(Data records)
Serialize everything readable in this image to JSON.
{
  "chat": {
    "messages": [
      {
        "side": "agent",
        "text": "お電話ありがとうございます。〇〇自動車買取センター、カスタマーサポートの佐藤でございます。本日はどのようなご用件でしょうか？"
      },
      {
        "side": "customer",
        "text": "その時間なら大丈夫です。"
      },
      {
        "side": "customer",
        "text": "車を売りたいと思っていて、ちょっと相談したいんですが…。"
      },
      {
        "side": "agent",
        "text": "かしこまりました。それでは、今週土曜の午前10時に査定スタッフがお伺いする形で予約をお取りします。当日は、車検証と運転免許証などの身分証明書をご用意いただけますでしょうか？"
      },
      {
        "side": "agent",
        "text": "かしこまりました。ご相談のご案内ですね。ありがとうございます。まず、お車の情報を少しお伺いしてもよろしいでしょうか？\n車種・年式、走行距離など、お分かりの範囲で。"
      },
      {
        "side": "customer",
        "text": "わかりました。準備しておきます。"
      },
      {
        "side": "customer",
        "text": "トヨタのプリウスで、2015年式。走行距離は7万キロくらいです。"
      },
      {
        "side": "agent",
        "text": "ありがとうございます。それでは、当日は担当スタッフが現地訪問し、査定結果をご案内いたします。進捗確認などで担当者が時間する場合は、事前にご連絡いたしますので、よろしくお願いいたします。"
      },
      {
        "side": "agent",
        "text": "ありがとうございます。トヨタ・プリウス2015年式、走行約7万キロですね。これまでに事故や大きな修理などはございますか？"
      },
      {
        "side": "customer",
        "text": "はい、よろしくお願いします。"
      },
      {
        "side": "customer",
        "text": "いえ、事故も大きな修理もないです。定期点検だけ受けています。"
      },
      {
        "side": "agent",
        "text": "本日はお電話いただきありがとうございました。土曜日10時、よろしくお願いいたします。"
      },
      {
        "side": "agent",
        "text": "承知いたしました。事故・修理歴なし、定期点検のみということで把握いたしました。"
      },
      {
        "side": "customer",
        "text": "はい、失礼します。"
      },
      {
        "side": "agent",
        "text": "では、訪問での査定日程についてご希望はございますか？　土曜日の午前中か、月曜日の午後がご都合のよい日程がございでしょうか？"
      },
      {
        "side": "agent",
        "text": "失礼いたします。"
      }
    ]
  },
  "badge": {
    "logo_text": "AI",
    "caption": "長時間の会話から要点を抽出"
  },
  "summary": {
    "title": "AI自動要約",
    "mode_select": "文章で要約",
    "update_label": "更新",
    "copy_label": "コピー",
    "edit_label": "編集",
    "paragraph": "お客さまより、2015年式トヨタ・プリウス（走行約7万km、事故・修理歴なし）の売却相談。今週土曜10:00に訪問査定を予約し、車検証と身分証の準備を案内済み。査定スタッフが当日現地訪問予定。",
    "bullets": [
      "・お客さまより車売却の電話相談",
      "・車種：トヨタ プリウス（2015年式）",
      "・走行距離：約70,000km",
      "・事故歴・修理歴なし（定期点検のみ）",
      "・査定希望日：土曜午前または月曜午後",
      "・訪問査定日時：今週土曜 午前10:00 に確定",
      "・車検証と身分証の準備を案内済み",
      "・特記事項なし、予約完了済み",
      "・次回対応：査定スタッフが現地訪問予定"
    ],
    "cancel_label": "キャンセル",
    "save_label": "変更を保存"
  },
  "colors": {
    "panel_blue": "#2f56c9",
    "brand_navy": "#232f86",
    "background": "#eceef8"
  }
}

◆ **INSTRUCTIONS TO FOLLOW**
Check the data for the word "かしこまりました" and pull out the lines that have it.

◆ **RESPONSE TO THIS EXERCISE**
        "text": "かしこまりました。それでは、今週土曜の午前10時に査定スタッフがお伺いする形で予約をお取りします。当日は、車検証と運転免許証などの身分証明書をご用意いただけますでしょうか？"
        "text": "かしこまりました。ご相談のご案内ですね。ありがとうございます。まず、お車の情報を少しお伺いしてもよろしいでしょうか？\n車種・年式、走行距離など、お分かりの範囲で。"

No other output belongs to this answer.